**REQUIREMENTS**
Leave out the pictures and return every entry exactly as it appears.
^^^^^^^^^^^^^^^^
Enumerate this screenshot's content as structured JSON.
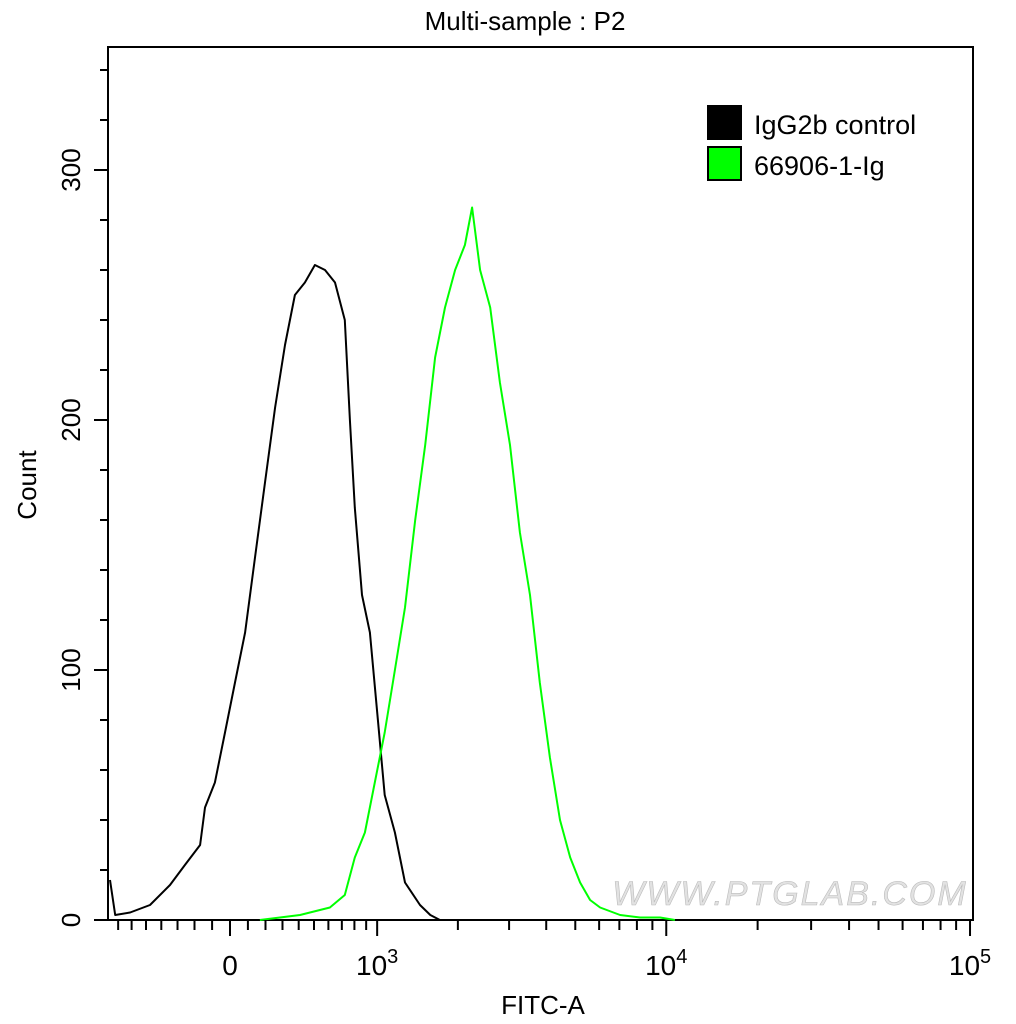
{
  "chart_data": {
    "type": "line",
    "title": "Multi-sample : P2",
    "xlabel": "FITC-A",
    "ylabel": "Count",
    "x_scale": "biexponential",
    "xlim": [
      -780,
      100000
    ],
    "ylim": [
      0,
      350
    ],
    "grid": false,
    "legend_position": "top-right",
    "x_ticks": [
      {
        "value": 0,
        "label": "0",
        "exp": ""
      },
      {
        "value": 1000,
        "label": "10",
        "exp": "3"
      },
      {
        "value": 10000,
        "label": "10",
        "exp": "4"
      },
      {
        "value": 100000,
        "label": "10",
        "exp": "5"
      }
    ],
    "y_ticks": [
      {
        "value": 0,
        "label": "0"
      },
      {
        "value": 100,
        "label": "100"
      },
      {
        "value": 200,
        "label": "200"
      },
      {
        "value": 300,
        "label": "300"
      }
    ],
    "series": [
      {
        "name": "IgG2b control",
        "color": "#000000",
        "x": [
          -764,
          -723,
          -611,
          -473,
          -346,
          -256,
          -168,
          -140,
          -84,
          -28,
          28,
          84,
          140,
          197,
          256,
          315,
          376,
          440,
          506,
          576,
          648,
          723,
          763,
          803,
          864,
          933,
          1007,
          1073,
          1176,
          1286,
          1463,
          1595,
          1727
        ],
        "y": [
          16,
          2,
          3,
          6,
          14,
          22,
          30,
          45,
          55,
          75,
          95,
          115,
          145,
          175,
          205,
          230,
          250,
          255,
          262,
          260,
          255,
          240,
          200,
          165,
          130,
          115,
          80,
          50,
          35,
          15,
          6,
          2,
          0
        ]
      },
      {
        "name": "66906-1-Ig",
        "color": "#00ff00",
        "x": [
          168,
          408,
          611,
          723,
          803,
          889,
          978,
          1073,
          1176,
          1286,
          1404,
          1529,
          1661,
          1801,
          1955,
          2117,
          2242,
          2389,
          2587,
          2793,
          3021,
          3263,
          3528,
          3807,
          4116,
          4447,
          4807,
          5189,
          5601,
          6042,
          7041,
          8195,
          9540,
          10680
        ],
        "y": [
          0,
          2,
          5,
          10,
          25,
          35,
          55,
          75,
          100,
          125,
          160,
          190,
          225,
          245,
          260,
          270,
          285,
          260,
          245,
          215,
          190,
          155,
          130,
          95,
          65,
          40,
          25,
          15,
          8,
          5,
          2,
          1,
          1,
          0
        ]
      }
    ],
    "watermark": "WWW.PTGLAB.COM"
  }
}
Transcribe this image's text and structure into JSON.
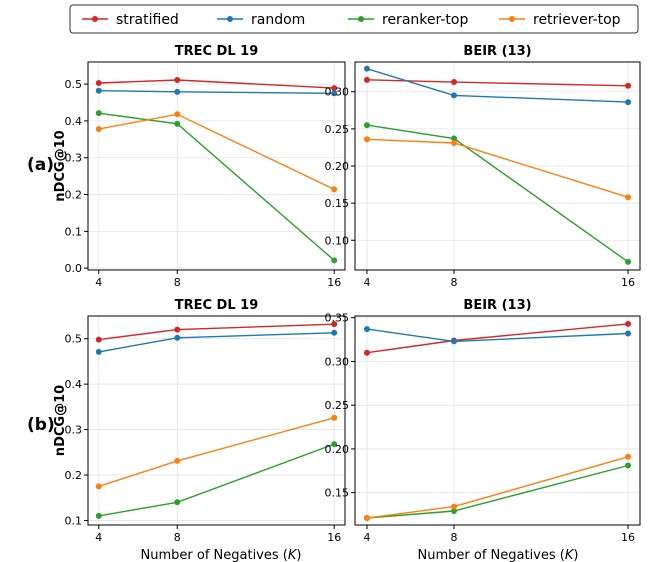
{
  "legend": [
    {
      "name": "stratified",
      "color": "#d62728"
    },
    {
      "name": "random",
      "color": "#1f77b4"
    },
    {
      "name": "reranker-top",
      "color": "#2ca02c"
    },
    {
      "name": "retriever-top",
      "color": "#ff7f0e"
    }
  ],
  "row_labels": [
    "(a)",
    "(b)"
  ],
  "ylabel": "nDCG@10",
  "xlabel": "Number of Negatives (",
  "xlabel_var": "K",
  "xlabel_close": ")",
  "chart_data": [
    {
      "type": "line",
      "row": "(a)",
      "title": "TREC DL 19",
      "x": [
        4,
        8,
        16
      ],
      "xticks": [
        "4",
        "8",
        "16"
      ],
      "ylim": [
        -0.005,
        0.56
      ],
      "yticks": [
        "0.0",
        "0.1",
        "0.2",
        "0.3",
        "0.4",
        "0.5"
      ],
      "ytick_values": [
        0.0,
        0.1,
        0.2,
        0.3,
        0.4,
        0.5
      ],
      "grid": true,
      "series": [
        {
          "name": "stratified",
          "color": "#d62728",
          "values": [
            0.503,
            0.511,
            0.489
          ]
        },
        {
          "name": "random",
          "color": "#1f77b4",
          "values": [
            0.482,
            0.479,
            0.475
          ]
        },
        {
          "name": "reranker-top",
          "color": "#2ca02c",
          "values": [
            0.421,
            0.392,
            0.021
          ]
        },
        {
          "name": "retriever-top",
          "color": "#ff7f0e",
          "values": [
            0.378,
            0.418,
            0.214
          ]
        }
      ]
    },
    {
      "type": "line",
      "row": "(a)",
      "title": "BEIR (13)",
      "x": [
        4,
        8,
        16
      ],
      "xticks": [
        "4",
        "8",
        "16"
      ],
      "ylim": [
        0.06,
        0.34
      ],
      "yticks": [
        "0.10",
        "0.15",
        "0.20",
        "0.25",
        "0.30"
      ],
      "ytick_values": [
        0.1,
        0.15,
        0.2,
        0.25,
        0.3
      ],
      "grid": true,
      "series": [
        {
          "name": "stratified",
          "color": "#d62728",
          "values": [
            0.316,
            0.313,
            0.308
          ]
        },
        {
          "name": "random",
          "color": "#1f77b4",
          "values": [
            0.331,
            0.295,
            0.286
          ]
        },
        {
          "name": "reranker-top",
          "color": "#2ca02c",
          "values": [
            0.255,
            0.237,
            0.071
          ]
        },
        {
          "name": "retriever-top",
          "color": "#ff7f0e",
          "values": [
            0.236,
            0.231,
            0.158
          ]
        }
      ]
    },
    {
      "type": "line",
      "row": "(b)",
      "title": "TREC DL 19",
      "x": [
        4,
        8,
        16
      ],
      "xticks": [
        "4",
        "8",
        "16"
      ],
      "ylim": [
        0.09,
        0.55
      ],
      "yticks": [
        "0.1",
        "0.2",
        "0.3",
        "0.4",
        "0.5"
      ],
      "ytick_values": [
        0.1,
        0.2,
        0.3,
        0.4,
        0.5
      ],
      "grid": true,
      "series": [
        {
          "name": "stratified",
          "color": "#d62728",
          "values": [
            0.498,
            0.52,
            0.532
          ]
        },
        {
          "name": "random",
          "color": "#1f77b4",
          "values": [
            0.471,
            0.502,
            0.513
          ]
        },
        {
          "name": "reranker-top",
          "color": "#2ca02c",
          "values": [
            0.11,
            0.14,
            0.268
          ]
        },
        {
          "name": "retriever-top",
          "color": "#ff7f0e",
          "values": [
            0.175,
            0.231,
            0.326
          ]
        }
      ]
    },
    {
      "type": "line",
      "row": "(b)",
      "title": "BEIR (13)",
      "x": [
        4,
        8,
        16
      ],
      "xticks": [
        "4",
        "8",
        "16"
      ],
      "ylim": [
        0.113,
        0.352
      ],
      "yticks": [
        "0.15",
        "0.20",
        "0.25",
        "0.30",
        "0.35"
      ],
      "ytick_values": [
        0.15,
        0.2,
        0.25,
        0.3,
        0.35
      ],
      "grid": true,
      "series": [
        {
          "name": "stratified",
          "color": "#d62728",
          "values": [
            0.31,
            0.324,
            0.343
          ]
        },
        {
          "name": "random",
          "color": "#1f77b4",
          "values": [
            0.337,
            0.323,
            0.332
          ]
        },
        {
          "name": "reranker-top",
          "color": "#2ca02c",
          "values": [
            0.121,
            0.129,
            0.181
          ]
        },
        {
          "name": "retriever-top",
          "color": "#ff7f0e",
          "values": [
            0.121,
            0.134,
            0.191
          ]
        }
      ]
    }
  ]
}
^^^^^^^^^^^^^^^^
**ANSWER TO THE PROBLEM**
Enumerate this screenshot's content as structured JSON.
{
  "chart_data": {
    "type": "line",
    "title": "Multi-sample : P2",
    "xlabel": "FITC-A",
    "ylabel": "Count",
    "x_scale": "biexponential",
    "xlim": [
      -780,
      100000
    ],
    "ylim": [
      0,
      350
    ],
    "grid": false,
    "legend_position": "top-right",
    "x_ticks": [
      {
        "value": 0,
        "label": "0",
        "exp": ""
      },
      {
        "value": 1000,
        "label": "10",
        "exp": "3"
      },
      {
        "value": 10000,
        "label": "10",
        "exp": "4"
      },
      {
        "value": 100000,
        "label": "10",
        "exp": "5"
      }
    ],
    "y_ticks": [
      {
        "value": 0,
        "label": "0"
      },
      {
        "value": 100,
        "label": "100"
      },
      {
        "value": 200,
        "label": "200"
      },
      {
        "value": 300,
        "label": "300"
      }
    ],
    "series": [
      {
        "name": "IgG2b control",
        "color": "#000000",
        "x": [
          -764,
          -723,
          -611,
          -473,
          -346,
          -256,
          -168,
          -140,
          -84,
          -28,
          28,
          84,
          140,
          197,
          256,
          315,
          376,
          440,
          506,
          576,
          648,
          723,
          763,
          803,
          864,
          933,
          1007,
          1073,
          1176,
          1286,
          1463,
          1595,
          1727
        ],
        "y": [
          16,
          2,
          3,
          6,
          14,
          22,
          30,
          45,
          55,
          75,
          95,
          115,
          145,
          175,
          205,
          230,
          250,
          255,
          262,
          260,
          255,
          240,
          200,
          165,
          130,
          115,
          80,
          50,
          35,
          15,
          6,
          2,
          0
        ]
      },
      {
        "name": "66906-1-Ig",
        "color": "#00ff00",
        "x": [
          168,
          408,
          611,
          723,
          803,
          889,
          978,
          1073,
          1176,
          1286,
          1404,
          1529,
          1661,
          1801,
          1955,
          2117,
          2242,
          2389,
          2587,
          2793,
          3021,
          3263,
          3528,
          3807,
          4116,
          4447,
          4807,
          5189,
          5601,
          6042,
          7041,
          8195,
          9540,
          10680
        ],
        "y": [
          0,
          2,
          5,
          10,
          25,
          35,
          55,
          75,
          100,
          125,
          160,
          190,
          225,
          245,
          260,
          270,
          285,
          260,
          245,
          215,
          190,
          155,
          130,
          95,
          65,
          40,
          25,
          15,
          8,
          5,
          2,
          1,
          1,
          0
        ]
      }
    ],
    "watermark": "WWW.PTGLAB.COM"
  }
}
Transcribe this image's text and structure into JSON.
{
  "legend": [
    {
      "name": "stratified",
      "color": "#d62728"
    },
    {
      "name": "random",
      "color": "#1f77b4"
    },
    {
      "name": "reranker-top",
      "color": "#2ca02c"
    },
    {
      "name": "retriever-top",
      "color": "#ff7f0e"
    }
  ],
  "row_labels": [
    "(a)",
    "(b)"
  ],
  "ylabel": "nDCG@10",
  "xlabel": "Number of Negatives (",
  "xlabel_var": "K",
  "xlabel_close": ")",
  "chart_data": [
    {
      "type": "line",
      "row": "(a)",
      "title": "TREC DL 19",
      "x": [
        4,
        8,
        16
      ],
      "xticks": [
        "4",
        "8",
        "16"
      ],
      "ylim": [
        -0.005,
        0.56
      ],
      "yticks": [
        "0.0",
        "0.1",
        "0.2",
        "0.3",
        "0.4",
        "0.5"
      ],
      "ytick_values": [
        0.0,
        0.1,
        0.2,
        0.3,
        0.4,
        0.5
      ],
      "grid": true,
      "series": [
        {
          "name": "stratified",
          "color": "#d62728",
          "values": [
            0.503,
            0.511,
            0.489
          ]
        },
        {
          "name": "random",
          "color": "#1f77b4",
          "values": [
            0.482,
            0.479,
            0.475
          ]
        },
        {
          "name": "reranker-top",
          "color": "#2ca02c",
          "values": [
            0.421,
            0.392,
            0.021
          ]
        },
        {
          "name": "retriever-top",
          "color": "#ff7f0e",
          "values": [
            0.378,
            0.418,
            0.214
          ]
        }
      ]
    },
    {
      "type": "line",
      "row": "(a)",
      "title": "BEIR (13)",
      "x": [
        4,
        8,
        16
      ],
      "xticks": [
        "4",
        "8",
        "16"
      ],
      "ylim": [
        0.06,
        0.34
      ],
      "yticks": [
        "0.10",
        "0.15",
        "0.20",
        "0.25",
        "0.30"
      ],
      "ytick_values": [
        0.1,
        0.15,
        0.2,
        0.25,
        0.3
      ],
      "grid": true,
      "series": [
        {
          "name": "stratified",
          "color": "#d62728",
          "values": [
            0.316,
            0.313,
            0.308
          ]
        },
        {
          "name": "random",
          "color": "#1f77b4",
          "values": [
            0.331,
            0.295,
            0.286
          ]
        },
        {
          "name": "reranker-top",
          "color": "#2ca02c",
          "values": [
            0.255,
            0.237,
            0.071
          ]
        },
        {
          "name": "retriever-top",
          "color": "#ff7f0e",
          "values": [
            0.236,
            0.231,
            0.158
          ]
        }
      ]
    },
    {
      "type": "line",
      "row": "(b)",
      "title": "TREC DL 19",
      "x": [
        4,
        8,
        16
      ],
      "xticks": [
        "4",
        "8",
        "16"
      ],
      "ylim": [
        0.09,
        0.55
      ],
      "yticks": [
        "0.1",
        "0.2",
        "0.3",
        "0.4",
        "0.5"
      ],
      "ytick_values": [
        0.1,
        0.2,
        0.3,
        0.4,
        0.5
      ],
      "grid": true,
      "series": [
        {
          "name": "stratified",
          "color": "#d62728",
          "values": [
            0.498,
            0.52,
            0.532
          ]
        },
        {
          "name": "random",
          "color": "#1f77b4",
          "values": [
            0.471,
            0.502,
            0.513
          ]
        },
        {
          "name": "reranker-top",
          "color": "#2ca02c",
          "values": [
            0.11,
            0.14,
            0.268
          ]
        },
        {
          "name": "retriever-top",
          "color": "#ff7f0e",
          "values": [
            0.175,
            0.231,
            0.326
          ]
        }
      ]
    },
    {
      "type": "line",
      "row": "(b)",
      "title": "BEIR (13)",
      "x": [
        4,
        8,
        16
      ],
      "xticks": [
        "4",
        "8",
        "16"
      ],
      "ylim": [
        0.113,
        0.352
      ],
      "yticks": [
        "0.15",
        "0.20",
        "0.25",
        "0.30",
        "0.35"
      ],
      "ytick_values": [
        0.15,
        0.2,
        0.25,
        0.3,
        0.35
      ],
      "grid": true,
      "series": [
        {
          "name": "stratified",
          "color": "#d62728",
          "values": [
            0.31,
            0.324,
            0.343
          ]
        },
        {
          "name": "random",
          "color": "#1f77b4",
          "values": [
            0.337,
            0.323,
            0.332
          ]
        },
        {
          "name": "reranker-top",
          "color": "#2ca02c",
          "values": [
            0.121,
            0.129,
            0.181
          ]
        },
        {
          "name": "retriever-top",
          "color": "#ff7f0e",
          "values": [
            0.121,
            0.134,
            0.191
          ]
        }
      ]
    }
  ]
}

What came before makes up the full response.